* start MATERIAL FOR THIS TASK *
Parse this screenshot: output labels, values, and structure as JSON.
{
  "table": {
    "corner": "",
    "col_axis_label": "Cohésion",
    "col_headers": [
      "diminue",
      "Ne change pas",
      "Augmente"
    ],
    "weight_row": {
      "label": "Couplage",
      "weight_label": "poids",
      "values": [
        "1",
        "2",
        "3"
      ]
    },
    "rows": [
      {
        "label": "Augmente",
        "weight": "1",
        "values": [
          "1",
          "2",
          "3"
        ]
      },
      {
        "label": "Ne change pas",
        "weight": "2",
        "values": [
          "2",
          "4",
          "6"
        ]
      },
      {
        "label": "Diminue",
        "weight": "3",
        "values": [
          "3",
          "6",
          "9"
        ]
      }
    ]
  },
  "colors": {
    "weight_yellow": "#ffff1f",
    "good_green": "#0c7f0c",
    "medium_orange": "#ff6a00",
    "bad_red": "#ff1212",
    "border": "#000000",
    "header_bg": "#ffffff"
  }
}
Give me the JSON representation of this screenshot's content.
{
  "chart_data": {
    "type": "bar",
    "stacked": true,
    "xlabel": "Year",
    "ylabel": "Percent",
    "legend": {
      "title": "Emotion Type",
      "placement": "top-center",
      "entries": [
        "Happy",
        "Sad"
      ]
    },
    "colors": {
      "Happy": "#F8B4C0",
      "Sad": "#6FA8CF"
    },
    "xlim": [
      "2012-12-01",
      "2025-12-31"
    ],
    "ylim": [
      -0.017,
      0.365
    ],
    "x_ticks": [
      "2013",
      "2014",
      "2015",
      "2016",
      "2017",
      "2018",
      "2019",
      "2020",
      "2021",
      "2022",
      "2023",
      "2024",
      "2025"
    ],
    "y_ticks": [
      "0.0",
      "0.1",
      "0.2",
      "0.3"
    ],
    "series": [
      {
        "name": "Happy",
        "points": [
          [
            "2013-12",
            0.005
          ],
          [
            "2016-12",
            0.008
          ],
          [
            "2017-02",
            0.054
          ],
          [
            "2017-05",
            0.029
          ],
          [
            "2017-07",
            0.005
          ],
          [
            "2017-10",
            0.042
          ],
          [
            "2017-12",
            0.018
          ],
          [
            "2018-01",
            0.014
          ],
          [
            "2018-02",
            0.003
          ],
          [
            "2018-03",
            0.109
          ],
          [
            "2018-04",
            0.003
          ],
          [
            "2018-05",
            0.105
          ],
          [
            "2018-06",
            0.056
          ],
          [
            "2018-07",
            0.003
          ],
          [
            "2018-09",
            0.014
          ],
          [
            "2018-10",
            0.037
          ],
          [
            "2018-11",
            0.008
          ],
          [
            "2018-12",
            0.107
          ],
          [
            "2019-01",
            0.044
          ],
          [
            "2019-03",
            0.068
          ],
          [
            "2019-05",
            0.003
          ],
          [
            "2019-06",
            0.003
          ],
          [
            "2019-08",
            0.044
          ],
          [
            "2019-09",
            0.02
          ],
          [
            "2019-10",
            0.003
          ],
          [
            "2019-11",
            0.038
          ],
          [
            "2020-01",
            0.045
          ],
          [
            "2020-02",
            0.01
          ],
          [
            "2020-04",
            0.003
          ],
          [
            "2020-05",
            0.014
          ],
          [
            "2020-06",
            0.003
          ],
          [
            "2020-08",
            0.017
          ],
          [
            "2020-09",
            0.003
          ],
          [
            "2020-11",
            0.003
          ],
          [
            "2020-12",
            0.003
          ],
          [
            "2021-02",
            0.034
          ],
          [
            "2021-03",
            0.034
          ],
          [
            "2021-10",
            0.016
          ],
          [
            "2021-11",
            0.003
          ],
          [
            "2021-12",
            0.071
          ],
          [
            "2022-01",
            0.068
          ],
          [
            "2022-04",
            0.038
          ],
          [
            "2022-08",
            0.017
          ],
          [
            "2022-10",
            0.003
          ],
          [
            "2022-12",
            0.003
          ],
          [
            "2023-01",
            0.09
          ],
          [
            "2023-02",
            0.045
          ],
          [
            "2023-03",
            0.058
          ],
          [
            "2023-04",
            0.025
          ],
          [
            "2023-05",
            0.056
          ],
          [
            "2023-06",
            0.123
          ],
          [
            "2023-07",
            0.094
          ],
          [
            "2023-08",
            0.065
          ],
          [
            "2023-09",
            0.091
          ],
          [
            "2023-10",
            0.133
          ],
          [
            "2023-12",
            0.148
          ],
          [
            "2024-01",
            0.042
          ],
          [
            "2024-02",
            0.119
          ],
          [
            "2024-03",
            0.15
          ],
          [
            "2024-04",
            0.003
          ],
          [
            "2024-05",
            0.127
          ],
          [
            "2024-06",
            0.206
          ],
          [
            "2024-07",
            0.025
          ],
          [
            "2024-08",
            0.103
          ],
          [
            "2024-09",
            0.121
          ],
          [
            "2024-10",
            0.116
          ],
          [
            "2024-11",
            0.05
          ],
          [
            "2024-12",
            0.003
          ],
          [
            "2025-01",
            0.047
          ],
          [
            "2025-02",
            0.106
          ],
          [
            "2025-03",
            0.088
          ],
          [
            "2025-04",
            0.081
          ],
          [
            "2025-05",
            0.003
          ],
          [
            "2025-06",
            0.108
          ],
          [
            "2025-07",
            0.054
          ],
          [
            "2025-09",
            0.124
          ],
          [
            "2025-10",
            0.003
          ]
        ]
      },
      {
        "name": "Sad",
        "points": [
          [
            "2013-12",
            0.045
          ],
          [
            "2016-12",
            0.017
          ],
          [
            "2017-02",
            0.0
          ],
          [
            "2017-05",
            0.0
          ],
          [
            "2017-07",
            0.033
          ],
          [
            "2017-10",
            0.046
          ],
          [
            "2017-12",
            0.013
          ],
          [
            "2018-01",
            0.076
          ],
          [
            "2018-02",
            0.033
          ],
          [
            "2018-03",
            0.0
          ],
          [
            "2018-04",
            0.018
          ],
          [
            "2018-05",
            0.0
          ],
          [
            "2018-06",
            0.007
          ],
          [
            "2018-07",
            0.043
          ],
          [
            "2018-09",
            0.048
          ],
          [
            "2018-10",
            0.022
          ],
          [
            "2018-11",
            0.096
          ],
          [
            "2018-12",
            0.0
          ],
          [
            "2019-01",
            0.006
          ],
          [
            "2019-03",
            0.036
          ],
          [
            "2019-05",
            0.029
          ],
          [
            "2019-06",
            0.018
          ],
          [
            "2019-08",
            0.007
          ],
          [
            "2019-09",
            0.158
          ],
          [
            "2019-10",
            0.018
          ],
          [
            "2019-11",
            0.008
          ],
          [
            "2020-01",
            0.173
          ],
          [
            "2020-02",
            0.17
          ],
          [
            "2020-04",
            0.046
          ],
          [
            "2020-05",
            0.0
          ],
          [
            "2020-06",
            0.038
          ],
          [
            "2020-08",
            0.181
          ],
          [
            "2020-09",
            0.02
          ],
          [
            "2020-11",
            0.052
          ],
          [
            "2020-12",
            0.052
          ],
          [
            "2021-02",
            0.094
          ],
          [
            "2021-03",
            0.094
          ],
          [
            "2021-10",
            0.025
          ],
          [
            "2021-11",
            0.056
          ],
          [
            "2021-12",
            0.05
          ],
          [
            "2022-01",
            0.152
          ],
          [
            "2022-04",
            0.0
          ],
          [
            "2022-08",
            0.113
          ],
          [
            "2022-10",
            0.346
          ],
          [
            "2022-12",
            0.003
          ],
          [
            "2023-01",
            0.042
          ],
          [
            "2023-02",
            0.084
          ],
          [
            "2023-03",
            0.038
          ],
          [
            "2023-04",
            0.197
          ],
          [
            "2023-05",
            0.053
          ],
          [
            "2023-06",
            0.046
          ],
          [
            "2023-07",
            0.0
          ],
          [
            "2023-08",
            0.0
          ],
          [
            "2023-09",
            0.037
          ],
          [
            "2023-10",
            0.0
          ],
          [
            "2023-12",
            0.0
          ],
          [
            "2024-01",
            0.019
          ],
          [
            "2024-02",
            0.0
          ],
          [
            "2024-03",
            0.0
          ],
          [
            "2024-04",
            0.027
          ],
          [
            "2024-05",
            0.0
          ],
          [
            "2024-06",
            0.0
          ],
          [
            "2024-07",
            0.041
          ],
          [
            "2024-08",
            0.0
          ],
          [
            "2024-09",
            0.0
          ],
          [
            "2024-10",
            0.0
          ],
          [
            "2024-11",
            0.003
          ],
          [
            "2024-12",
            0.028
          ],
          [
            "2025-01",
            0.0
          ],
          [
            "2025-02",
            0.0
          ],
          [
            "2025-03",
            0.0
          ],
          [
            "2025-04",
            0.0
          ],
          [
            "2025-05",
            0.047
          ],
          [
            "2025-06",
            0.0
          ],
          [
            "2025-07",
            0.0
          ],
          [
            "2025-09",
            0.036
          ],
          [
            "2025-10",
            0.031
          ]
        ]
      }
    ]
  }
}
* end MATERIAL FOR THIS TASK *
* start MATERIAL FOR THIS TASK *
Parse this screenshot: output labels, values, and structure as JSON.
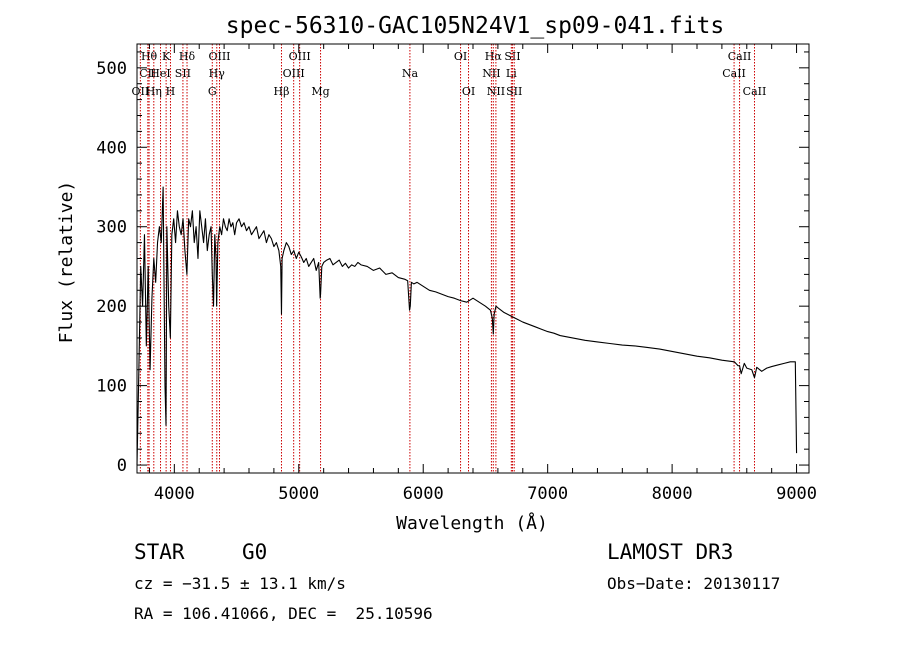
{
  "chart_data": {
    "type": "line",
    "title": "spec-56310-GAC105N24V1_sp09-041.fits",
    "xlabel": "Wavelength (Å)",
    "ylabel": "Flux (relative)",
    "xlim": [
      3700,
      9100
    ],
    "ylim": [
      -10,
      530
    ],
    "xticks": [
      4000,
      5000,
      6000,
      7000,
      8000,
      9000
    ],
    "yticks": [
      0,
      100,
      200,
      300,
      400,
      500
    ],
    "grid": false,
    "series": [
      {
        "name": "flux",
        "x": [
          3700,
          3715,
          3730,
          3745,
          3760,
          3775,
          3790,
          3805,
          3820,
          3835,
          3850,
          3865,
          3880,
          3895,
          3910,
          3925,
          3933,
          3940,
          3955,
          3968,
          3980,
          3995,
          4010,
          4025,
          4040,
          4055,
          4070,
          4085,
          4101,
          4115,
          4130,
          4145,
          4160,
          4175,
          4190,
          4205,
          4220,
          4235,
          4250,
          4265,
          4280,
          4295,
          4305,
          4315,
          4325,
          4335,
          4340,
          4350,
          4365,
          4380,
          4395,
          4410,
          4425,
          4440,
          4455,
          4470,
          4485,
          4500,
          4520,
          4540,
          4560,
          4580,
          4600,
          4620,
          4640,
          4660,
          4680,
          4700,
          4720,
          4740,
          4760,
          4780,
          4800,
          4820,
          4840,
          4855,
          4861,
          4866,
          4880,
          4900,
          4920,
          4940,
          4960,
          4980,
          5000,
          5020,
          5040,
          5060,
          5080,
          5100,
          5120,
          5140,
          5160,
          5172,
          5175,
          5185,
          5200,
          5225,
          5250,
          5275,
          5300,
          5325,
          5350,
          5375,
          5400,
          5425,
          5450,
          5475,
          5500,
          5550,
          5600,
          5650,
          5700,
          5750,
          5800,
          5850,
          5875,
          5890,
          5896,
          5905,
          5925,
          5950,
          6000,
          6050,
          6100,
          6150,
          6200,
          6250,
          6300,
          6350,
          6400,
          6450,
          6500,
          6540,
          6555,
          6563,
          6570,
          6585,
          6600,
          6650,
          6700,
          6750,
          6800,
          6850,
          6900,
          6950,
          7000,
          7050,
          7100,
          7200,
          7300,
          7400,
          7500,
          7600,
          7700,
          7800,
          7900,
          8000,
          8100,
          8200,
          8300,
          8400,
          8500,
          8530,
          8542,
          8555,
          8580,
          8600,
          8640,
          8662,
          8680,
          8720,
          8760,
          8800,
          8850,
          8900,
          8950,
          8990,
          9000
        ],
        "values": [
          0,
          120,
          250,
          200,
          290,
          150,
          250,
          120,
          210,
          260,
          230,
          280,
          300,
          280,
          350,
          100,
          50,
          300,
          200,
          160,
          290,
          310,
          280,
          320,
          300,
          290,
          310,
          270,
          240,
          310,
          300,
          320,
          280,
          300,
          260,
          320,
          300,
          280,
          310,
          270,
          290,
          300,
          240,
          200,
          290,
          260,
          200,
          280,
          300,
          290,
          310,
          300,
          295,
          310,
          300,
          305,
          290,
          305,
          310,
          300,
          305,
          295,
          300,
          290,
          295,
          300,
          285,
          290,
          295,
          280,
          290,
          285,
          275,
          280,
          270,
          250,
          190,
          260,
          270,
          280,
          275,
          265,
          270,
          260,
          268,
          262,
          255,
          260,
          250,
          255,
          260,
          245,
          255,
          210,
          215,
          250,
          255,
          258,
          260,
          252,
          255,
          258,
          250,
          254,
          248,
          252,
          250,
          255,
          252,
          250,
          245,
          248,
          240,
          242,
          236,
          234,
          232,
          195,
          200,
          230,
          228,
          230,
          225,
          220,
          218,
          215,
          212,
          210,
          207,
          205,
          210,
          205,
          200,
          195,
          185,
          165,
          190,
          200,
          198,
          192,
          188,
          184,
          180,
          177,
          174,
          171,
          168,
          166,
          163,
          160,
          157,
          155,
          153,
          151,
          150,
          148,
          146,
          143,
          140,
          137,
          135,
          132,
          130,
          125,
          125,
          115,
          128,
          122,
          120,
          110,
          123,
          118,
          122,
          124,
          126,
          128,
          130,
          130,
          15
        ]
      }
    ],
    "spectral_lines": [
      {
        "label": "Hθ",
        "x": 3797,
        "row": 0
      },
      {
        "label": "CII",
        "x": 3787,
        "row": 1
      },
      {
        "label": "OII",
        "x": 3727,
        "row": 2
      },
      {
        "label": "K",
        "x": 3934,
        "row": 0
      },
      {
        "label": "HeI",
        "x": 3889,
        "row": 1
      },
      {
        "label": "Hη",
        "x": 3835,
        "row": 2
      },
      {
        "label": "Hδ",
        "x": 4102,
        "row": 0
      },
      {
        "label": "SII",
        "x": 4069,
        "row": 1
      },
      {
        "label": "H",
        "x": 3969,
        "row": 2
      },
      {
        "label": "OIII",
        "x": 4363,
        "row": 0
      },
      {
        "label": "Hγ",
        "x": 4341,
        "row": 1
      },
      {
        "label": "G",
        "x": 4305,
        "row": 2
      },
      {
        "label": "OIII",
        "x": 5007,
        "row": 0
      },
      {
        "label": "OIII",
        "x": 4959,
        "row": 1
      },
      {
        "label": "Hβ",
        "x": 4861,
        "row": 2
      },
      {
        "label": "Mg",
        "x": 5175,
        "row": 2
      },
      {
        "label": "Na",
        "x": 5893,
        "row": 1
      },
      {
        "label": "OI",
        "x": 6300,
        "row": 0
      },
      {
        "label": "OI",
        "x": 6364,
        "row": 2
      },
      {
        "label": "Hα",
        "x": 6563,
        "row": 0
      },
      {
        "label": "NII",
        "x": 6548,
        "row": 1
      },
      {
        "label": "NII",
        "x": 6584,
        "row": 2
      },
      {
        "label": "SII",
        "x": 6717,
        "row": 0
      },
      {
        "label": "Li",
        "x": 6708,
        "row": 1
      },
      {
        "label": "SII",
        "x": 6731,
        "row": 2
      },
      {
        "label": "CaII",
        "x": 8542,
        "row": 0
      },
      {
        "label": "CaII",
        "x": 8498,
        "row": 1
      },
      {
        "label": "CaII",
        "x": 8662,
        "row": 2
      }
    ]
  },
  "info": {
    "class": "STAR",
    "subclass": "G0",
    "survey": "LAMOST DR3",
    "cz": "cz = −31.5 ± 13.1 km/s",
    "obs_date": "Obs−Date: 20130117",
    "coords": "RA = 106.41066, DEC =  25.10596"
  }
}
* end MATERIAL FOR THIS TASK *
- [REQUIREMENT]: Search the data above for the word "title", then gather each line in which it appears.

- [COMPLETED TASK]:
      "title": "Emotion Type",
    "title": "spec-56310-GAC105N24V1_sp09-041.fits",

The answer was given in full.